Instructions to follow: Could you write out every entry exactly as it stands?

Records supplied:

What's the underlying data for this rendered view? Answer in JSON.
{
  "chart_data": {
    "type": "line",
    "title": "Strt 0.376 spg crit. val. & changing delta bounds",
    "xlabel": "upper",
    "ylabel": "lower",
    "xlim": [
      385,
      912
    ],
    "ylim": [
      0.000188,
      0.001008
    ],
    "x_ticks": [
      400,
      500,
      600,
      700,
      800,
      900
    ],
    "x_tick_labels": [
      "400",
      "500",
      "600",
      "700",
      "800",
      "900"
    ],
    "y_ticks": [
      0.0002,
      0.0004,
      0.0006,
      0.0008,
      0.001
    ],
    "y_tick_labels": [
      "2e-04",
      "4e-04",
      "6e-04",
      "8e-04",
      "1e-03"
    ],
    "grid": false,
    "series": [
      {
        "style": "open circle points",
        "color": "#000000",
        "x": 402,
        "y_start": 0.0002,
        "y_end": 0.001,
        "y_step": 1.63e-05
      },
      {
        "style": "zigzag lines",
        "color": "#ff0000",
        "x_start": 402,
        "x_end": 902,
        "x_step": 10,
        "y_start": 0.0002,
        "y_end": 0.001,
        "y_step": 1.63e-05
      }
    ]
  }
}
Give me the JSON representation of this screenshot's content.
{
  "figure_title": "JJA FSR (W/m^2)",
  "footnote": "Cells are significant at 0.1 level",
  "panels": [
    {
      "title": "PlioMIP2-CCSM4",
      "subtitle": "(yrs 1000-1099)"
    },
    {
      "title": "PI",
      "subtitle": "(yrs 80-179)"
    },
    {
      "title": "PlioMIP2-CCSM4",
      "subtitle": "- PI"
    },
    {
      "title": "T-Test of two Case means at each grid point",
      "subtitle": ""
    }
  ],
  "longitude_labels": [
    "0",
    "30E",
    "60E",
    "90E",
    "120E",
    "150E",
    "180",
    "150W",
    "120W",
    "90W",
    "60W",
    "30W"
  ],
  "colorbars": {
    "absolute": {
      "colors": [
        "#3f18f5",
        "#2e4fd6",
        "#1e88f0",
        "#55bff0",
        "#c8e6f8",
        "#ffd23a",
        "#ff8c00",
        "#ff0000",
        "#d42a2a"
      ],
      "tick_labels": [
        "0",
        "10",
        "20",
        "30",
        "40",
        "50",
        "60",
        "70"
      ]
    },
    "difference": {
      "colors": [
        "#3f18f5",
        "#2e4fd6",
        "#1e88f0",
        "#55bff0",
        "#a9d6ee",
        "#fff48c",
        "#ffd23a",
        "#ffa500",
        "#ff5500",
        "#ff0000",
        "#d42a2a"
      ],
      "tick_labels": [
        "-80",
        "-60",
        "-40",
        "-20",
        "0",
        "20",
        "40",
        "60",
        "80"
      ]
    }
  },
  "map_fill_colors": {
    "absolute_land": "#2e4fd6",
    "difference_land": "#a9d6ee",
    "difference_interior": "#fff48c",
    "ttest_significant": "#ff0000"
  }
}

Task answer:
What's the underlying data for this rendered view? Answer in JSON.
{
  "chart_data": {
    "type": "line",
    "title": "Strt 0.376 spg crit. val. & changing delta bounds",
    "xlabel": "upper",
    "ylabel": "lower",
    "xlim": [
      385,
      912
    ],
    "ylim": [
      0.000188,
      0.001008
    ],
    "x_ticks": [
      400,
      500,
      600,
      700,
      800,
      900
    ],
    "x_tick_labels": [
      "400",
      "500",
      "600",
      "700",
      "800",
      "900"
    ],
    "y_ticks": [
      0.0002,
      0.0004,
      0.0006,
      0.0008,
      0.001
    ],
    "y_tick_labels": [
      "2e-04",
      "4e-04",
      "6e-04",
      "8e-04",
      "1e-03"
    ],
    "grid": false,
    "series": [
      {
        "style": "open circle points",
        "color": "#000000",
        "x": 402,
        "y_start": 0.0002,
        "y_end": 0.001,
        "y_step": 1.63e-05
      },
      {
        "style": "zigzag lines",
        "color": "#ff0000",
        "x_start": 402,
        "x_end": 902,
        "x_step": 10,
        "y_start": 0.0002,
        "y_end": 0.001,
        "y_step": 1.63e-05
      }
    ]
  }
}
Give me the JSON representation of this screenshot's content.
{
  "figure_title": "JJA FSR (W/m^2)",
  "footnote": "Cells are significant at 0.1 level",
  "panels": [
    {
      "title": "PlioMIP2-CCSM4",
      "subtitle": "(yrs 1000-1099)"
    },
    {
      "title": "PI",
      "subtitle": "(yrs 80-179)"
    },
    {
      "title": "PlioMIP2-CCSM4",
      "subtitle": "- PI"
    },
    {
      "title": "T-Test of two Case means at each grid point",
      "subtitle": ""
    }
  ],
  "longitude_labels": [
    "0",
    "30E",
    "60E",
    "90E",
    "120E",
    "150E",
    "180",
    "150W",
    "120W",
    "90W",
    "60W",
    "30W"
  ],
  "colorbars": {
    "absolute": {
      "colors": [
        "#3f18f5",
        "#2e4fd6",
        "#1e88f0",
        "#55bff0",
        "#c8e6f8",
        "#ffd23a",
        "#ff8c00",
        "#ff0000",
        "#d42a2a"
      ],
      "tick_labels": [
        "0",
        "10",
        "20",
        "30",
        "40",
        "50",
        "60",
        "70"
      ]
    },
    "difference": {
      "colors": [
        "#3f18f5",
        "#2e4fd6",
        "#1e88f0",
        "#55bff0",
        "#a9d6ee",
        "#fff48c",
        "#ffd23a",
        "#ffa500",
        "#ff5500",
        "#ff0000",
        "#d42a2a"
      ],
      "tick_labels": [
        "-80",
        "-60",
        "-40",
        "-20",
        "0",
        "20",
        "40",
        "60",
        "80"
      ]
    }
  },
  "map_fill_colors": {
    "absolute_land": "#2e4fd6",
    "difference_land": "#a9d6ee",
    "difference_interior": "#fff48c",
    "ttest_significant": "#ff0000"
  }
}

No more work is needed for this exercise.